[[ SUPPLIED TEXT, beginning ]]

When a loved one begins to show signs of cognitive change, it can be a confusing and emotional time. You might hear terms like ‘dementia’ or ‘Alzheimer’s,’ but the most important thing to focus on isn’t the label—it’s the person you love. This month’s blog focuses on brain change and how you can support and respond to someone who is experiencing it.

Understanding Brain Change

It’s easy to get hung up on a label like “dementia,” but the term itself is simply an umbrella for a variety of brain changes. It’s often misunderstood to be a single disease, but dementia is really a set of symptoms that can be caused by many different factors. Not all brain changes point to dementia. Things like chronic stress, medication side effects, or even vitamin deficiencies can affect a person’s memory and cognitive abilities.

Instead of focusing on a diagnosis, it’s more helpful to focus on the person you love and what they are experiencing. Paying attention to their daily challenges and what they are still able to do will give you the most valuable insights and help you provide the best possible support.

Meeting Them Where They Are

As a person’s brain changes, the way they communicate and interact with the world changes too. Behavioral shifts often begin long before loved ones recognize them. You may notice your loved one withdrawing from hobbies, becoming less interested in social activities, or acting in ways that seem uncharacteristic. These behaviors are often signs of their struggle to navigate a changing world.

Rather than trying to force your loved one back to their “old self,” you can learn to meet them where they are. Taking this approach helps preserve their dignity and sense of self-worth.

A Positive Approach to Communication

When communicating with someone who is experiencing brain change, it’s important to remember that their reality may be different from yours. Renowned dementia expert Teepa Snow’s “Positive Approach to Care” offers valuable tips for connecting with your loved one.

  • Approach from the front. Always stand where the person can see you. Approach slowly and at their eye level to prevent startling them and help them feel safe.
  • Keep it simple. Use short, simple sentences and speak in a calm, gentle tone. Avoid complex questions or abstract concepts that can be confusing.

[[ SUPPLIED TEXT, end ]]
[[ DATA UNDER STUDY, beginning ]]

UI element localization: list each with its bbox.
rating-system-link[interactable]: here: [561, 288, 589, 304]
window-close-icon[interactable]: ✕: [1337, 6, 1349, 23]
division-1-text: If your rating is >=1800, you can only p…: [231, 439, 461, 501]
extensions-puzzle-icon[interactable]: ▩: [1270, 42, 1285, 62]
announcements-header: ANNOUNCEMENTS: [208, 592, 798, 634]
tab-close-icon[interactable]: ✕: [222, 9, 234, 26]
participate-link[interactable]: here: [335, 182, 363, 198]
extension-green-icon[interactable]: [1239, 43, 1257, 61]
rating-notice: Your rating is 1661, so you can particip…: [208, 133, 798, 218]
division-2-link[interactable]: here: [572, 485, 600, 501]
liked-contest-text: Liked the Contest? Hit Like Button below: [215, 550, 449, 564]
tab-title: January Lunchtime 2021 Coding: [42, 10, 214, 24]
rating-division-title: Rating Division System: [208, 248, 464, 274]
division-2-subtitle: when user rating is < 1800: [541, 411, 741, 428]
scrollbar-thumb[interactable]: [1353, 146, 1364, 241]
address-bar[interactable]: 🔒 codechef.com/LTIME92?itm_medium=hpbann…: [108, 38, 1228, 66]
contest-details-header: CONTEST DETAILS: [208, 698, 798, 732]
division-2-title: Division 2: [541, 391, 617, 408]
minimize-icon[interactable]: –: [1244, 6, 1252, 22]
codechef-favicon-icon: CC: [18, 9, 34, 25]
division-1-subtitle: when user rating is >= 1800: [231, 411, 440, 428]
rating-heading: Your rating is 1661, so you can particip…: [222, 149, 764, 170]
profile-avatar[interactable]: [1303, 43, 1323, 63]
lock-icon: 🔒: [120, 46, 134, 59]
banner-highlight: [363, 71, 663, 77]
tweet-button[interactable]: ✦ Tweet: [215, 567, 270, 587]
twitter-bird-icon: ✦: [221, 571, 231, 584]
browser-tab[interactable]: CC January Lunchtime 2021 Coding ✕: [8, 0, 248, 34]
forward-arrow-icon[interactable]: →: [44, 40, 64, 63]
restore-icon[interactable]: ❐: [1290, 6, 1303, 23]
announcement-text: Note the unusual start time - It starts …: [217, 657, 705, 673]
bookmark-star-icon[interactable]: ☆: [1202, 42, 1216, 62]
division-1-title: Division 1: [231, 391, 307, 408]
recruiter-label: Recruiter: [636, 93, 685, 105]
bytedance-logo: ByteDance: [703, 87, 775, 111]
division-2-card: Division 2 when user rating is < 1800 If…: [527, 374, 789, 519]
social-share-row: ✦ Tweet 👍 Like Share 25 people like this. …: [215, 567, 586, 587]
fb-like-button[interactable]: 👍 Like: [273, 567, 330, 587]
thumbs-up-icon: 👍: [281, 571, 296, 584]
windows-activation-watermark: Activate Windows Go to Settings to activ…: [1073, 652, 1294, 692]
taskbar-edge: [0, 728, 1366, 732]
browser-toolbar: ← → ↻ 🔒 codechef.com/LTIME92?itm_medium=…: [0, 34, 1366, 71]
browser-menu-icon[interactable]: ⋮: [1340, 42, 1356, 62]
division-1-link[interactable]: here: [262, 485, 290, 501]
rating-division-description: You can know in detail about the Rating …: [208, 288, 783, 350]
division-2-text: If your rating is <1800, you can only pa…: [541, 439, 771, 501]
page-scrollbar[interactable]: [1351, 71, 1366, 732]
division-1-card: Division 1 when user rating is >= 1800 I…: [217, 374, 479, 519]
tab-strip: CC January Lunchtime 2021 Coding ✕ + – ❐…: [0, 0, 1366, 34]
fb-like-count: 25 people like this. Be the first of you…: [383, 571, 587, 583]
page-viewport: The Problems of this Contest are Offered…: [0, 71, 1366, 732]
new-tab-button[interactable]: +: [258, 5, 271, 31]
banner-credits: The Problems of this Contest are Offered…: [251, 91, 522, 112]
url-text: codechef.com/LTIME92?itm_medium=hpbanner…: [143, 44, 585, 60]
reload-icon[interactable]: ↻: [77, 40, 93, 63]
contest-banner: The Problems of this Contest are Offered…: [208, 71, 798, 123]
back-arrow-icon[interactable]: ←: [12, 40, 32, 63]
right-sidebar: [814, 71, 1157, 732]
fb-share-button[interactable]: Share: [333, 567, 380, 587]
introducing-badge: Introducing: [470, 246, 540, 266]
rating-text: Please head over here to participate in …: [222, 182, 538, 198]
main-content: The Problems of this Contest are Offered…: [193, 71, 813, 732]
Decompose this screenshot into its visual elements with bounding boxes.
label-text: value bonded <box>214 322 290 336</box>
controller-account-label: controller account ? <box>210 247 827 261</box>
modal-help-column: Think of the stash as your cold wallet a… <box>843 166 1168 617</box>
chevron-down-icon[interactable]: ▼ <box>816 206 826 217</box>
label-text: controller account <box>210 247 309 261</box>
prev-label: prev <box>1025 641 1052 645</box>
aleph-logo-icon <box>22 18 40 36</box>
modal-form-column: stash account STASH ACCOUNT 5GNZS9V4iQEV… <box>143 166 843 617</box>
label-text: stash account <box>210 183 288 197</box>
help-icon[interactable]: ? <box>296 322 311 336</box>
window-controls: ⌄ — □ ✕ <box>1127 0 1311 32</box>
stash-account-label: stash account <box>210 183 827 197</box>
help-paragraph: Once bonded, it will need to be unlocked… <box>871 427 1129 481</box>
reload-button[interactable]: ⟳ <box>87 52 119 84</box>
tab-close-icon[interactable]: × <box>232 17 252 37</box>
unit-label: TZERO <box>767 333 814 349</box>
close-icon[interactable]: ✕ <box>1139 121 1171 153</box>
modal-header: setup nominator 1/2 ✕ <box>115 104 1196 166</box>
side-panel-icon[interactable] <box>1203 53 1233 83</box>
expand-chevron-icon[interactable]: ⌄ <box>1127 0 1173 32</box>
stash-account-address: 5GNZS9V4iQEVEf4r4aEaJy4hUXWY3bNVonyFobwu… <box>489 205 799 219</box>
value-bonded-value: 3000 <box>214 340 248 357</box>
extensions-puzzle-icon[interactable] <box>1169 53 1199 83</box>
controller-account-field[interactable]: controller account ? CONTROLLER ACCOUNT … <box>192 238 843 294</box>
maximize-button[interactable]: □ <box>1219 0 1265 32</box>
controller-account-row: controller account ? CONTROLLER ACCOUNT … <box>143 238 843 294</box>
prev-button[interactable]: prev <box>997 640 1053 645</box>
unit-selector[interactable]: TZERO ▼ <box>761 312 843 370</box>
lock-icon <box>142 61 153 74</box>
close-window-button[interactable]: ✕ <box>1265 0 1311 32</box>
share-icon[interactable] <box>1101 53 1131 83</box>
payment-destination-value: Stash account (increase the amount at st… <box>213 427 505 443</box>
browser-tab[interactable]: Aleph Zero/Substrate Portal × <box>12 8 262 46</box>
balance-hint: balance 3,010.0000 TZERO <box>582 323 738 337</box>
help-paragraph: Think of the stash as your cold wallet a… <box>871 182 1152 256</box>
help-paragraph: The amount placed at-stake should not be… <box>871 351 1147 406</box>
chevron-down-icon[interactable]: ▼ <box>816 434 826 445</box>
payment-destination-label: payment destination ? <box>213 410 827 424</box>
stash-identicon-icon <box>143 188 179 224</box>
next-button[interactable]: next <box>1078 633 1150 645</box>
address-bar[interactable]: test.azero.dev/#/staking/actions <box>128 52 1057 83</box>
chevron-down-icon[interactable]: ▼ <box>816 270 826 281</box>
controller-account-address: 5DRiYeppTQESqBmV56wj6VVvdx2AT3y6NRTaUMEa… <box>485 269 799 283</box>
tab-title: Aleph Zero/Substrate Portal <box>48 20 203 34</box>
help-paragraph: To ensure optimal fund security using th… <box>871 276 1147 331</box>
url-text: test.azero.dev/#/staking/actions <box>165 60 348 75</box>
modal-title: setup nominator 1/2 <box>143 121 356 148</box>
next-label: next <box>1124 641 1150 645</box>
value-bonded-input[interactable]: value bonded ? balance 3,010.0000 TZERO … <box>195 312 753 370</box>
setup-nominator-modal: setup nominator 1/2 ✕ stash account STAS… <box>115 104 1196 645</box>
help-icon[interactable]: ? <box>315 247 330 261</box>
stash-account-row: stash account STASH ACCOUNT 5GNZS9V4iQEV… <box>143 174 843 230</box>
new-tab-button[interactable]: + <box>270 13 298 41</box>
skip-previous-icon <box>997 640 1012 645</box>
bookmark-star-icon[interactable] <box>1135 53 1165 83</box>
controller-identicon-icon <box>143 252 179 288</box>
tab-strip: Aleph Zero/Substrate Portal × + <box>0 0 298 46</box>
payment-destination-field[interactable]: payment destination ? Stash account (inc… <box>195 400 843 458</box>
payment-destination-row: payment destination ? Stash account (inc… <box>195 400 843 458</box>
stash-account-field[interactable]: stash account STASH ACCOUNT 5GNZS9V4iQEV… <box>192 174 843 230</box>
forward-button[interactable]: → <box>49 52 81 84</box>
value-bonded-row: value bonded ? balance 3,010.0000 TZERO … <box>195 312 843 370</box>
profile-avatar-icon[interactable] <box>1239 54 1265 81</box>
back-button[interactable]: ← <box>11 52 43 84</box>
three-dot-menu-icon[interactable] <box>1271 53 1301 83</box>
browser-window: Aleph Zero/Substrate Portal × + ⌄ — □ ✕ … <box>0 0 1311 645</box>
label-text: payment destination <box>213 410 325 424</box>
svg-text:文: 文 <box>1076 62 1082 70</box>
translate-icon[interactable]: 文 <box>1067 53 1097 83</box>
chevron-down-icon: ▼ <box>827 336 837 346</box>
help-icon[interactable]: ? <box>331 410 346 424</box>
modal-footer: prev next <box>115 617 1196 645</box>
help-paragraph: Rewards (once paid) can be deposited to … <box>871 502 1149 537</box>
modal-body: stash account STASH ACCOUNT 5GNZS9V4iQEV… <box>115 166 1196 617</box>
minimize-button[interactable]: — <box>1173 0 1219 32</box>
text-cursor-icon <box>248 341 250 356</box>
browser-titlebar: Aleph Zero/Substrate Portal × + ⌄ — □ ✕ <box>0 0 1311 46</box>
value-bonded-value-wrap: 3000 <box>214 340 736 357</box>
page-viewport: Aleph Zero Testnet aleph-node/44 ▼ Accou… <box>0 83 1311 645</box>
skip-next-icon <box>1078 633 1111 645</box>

[[ DATA UNDER STUDY, end ]]

## EXERCISES
1. Return the passage from the brain change article that opens with the words containing "As a person’s" and closes with "your loved one.", copied word for word.
2. Answer these questions using the brain change article:
(a) What three things, other than dementia, does it say can affect a person's memory and cognitive abilities?
(b) Whose "Positive Approach to Care" does it cite for communication tips?
(c) At what level does the "Approach from the front" tip say to approach the person?
3. Continue the brain change article from where it stops.

## OUTPUTS FOR THE TASKS
1.
As a person’s brain changes, the way they communicate and interact with the world changes too. Behavioral shifts often begin long before loved ones recognize them. You may notice your loved one withdrawing from hobbies, becoming less interested in social activities, or acting in ways that seem uncharacteristic. These behaviors are often signs of their struggle to navigate a changing world.

Rather than trying to force your loved one back to their “old self,” you can learn to meet them where they are. Taking this approach helps preserve their dignity and sense of self-worth.

A Positive Approach to Communication

When communicating with someone who is experiencing brain change, it’s important to remember that their reality may be different from yours. Renowned dementia expert Teepa Snow’s “Positive Approach to Care” offers valuable tips for connecting with your loved one.

2.
(a) Chronic stress, medication side effects, and vitamin deficiencies.
(b) Teepa Snow's.
(c) At their eye level.

3.
  • Give them time to respond. People with brain change often need more time to process what you’ve said and find the right words to reply. Be patient and wait, avoiding the urge to interrupt or fill the silence.
  • Use visual cues and gestures. Point to objects you are talking about. For example, if you ask, “Do you want some water?”, hold up a glass of water. This visual support reinforces your words.
  • Don’t argue or correct. This is one of the most important principles. Arguing will only cause distress and agitation. Instead of trying to convince them of “reality,” try to accept their reality in that moment. You can validate their feelings by saying, “It sounds like you’re feeling worried,” and then move on.
  • Give simple choices. Offering choices gives them a sense of control and autonomy. Instead of asking, “What do you want to wear today?”, you could say, “Would you like to wear this blue shirt or this yellow shirt?” This reduces overwhelm and makes decision-making easier.
  • Mirror and reflect. Repeat what they’ve said back to them to show that you’ve heard and understood. This can help them feel validated and may help them find the next word or thought they want to express.

How Hospice of Redmond Can Help

Caring for someone experiencing brain change can be overwhelming. A diagnosis, regardless of the cause, is enough to qualify for our free Transitions program at Hospice of Redmond. We provide a range of services designed to support both you and your loved one.